YOUR OBJECTIVE: Translate this sentence from the post about plans for an air attack on Iran into Spanish: "The situation has developed quite a bit during the last year."

In the Czech Republic, it is the news #1 at major servers such as idnes.cz but no one seems to care in the U.S.
According to the April 17th issue of
and its investigative journalist Seymour Hersh, the White House is finalizing plans for a major air attack against selected targets in Iran.
The situation has developed quite a bit during the last year.
The theory behind these plans is that an attack is the only method how to stop Mahmoud Ahmadinejad, a modern potential counterpart of Adolf Hitler as the White House officials describe him in private discussions, from developing nuclear weapons and using them against Israel and, with the help of terrorists, against the whole civilized world. The attacks are meant to humiliate the Iranian religious government and to make the people overthrow it.
I personally don't believe that the bombing would encourage Iranians to follow America. I did not believe similar idealistic predictions in Iraq either. The support of Hussain was clearly significant.
Environmentalists who like sustainability should like the bombing campaign because the "coercion" attacks will be "sustained".

EXTRACTED INFORMATION:
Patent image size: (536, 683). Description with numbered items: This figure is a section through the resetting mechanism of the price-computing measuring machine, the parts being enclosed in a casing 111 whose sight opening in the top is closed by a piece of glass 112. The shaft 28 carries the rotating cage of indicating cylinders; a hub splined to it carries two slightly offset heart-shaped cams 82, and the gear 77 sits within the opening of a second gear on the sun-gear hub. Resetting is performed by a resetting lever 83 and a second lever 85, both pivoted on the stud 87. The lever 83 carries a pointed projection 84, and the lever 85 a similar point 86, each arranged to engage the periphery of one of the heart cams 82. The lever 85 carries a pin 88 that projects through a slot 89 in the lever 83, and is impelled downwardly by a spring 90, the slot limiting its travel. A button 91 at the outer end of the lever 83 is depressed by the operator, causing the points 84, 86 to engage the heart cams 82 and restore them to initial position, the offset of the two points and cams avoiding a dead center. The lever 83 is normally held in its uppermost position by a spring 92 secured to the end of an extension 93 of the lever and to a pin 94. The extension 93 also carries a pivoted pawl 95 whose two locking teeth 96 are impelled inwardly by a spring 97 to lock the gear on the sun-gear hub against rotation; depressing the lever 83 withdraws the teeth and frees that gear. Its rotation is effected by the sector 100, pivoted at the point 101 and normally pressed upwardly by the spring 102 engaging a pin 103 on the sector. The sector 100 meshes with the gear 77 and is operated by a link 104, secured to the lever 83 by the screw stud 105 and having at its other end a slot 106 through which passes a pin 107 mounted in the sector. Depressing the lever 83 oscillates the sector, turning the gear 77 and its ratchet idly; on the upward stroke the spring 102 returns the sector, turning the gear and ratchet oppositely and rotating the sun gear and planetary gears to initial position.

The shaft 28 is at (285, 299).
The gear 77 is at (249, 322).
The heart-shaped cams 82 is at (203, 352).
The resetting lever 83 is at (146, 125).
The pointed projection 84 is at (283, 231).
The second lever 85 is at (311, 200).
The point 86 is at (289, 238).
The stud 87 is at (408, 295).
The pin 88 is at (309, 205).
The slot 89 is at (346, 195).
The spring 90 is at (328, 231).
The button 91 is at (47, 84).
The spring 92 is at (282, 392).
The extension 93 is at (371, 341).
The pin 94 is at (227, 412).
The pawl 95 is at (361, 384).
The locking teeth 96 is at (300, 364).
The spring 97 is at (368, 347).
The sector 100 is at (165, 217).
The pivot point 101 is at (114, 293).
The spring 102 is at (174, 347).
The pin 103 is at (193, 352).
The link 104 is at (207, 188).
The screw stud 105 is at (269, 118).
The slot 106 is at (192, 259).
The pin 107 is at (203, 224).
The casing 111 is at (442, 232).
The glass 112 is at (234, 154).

OUTPUT FOR THIS EXERCISE: La situación ha evolucionado bastante durante el último año.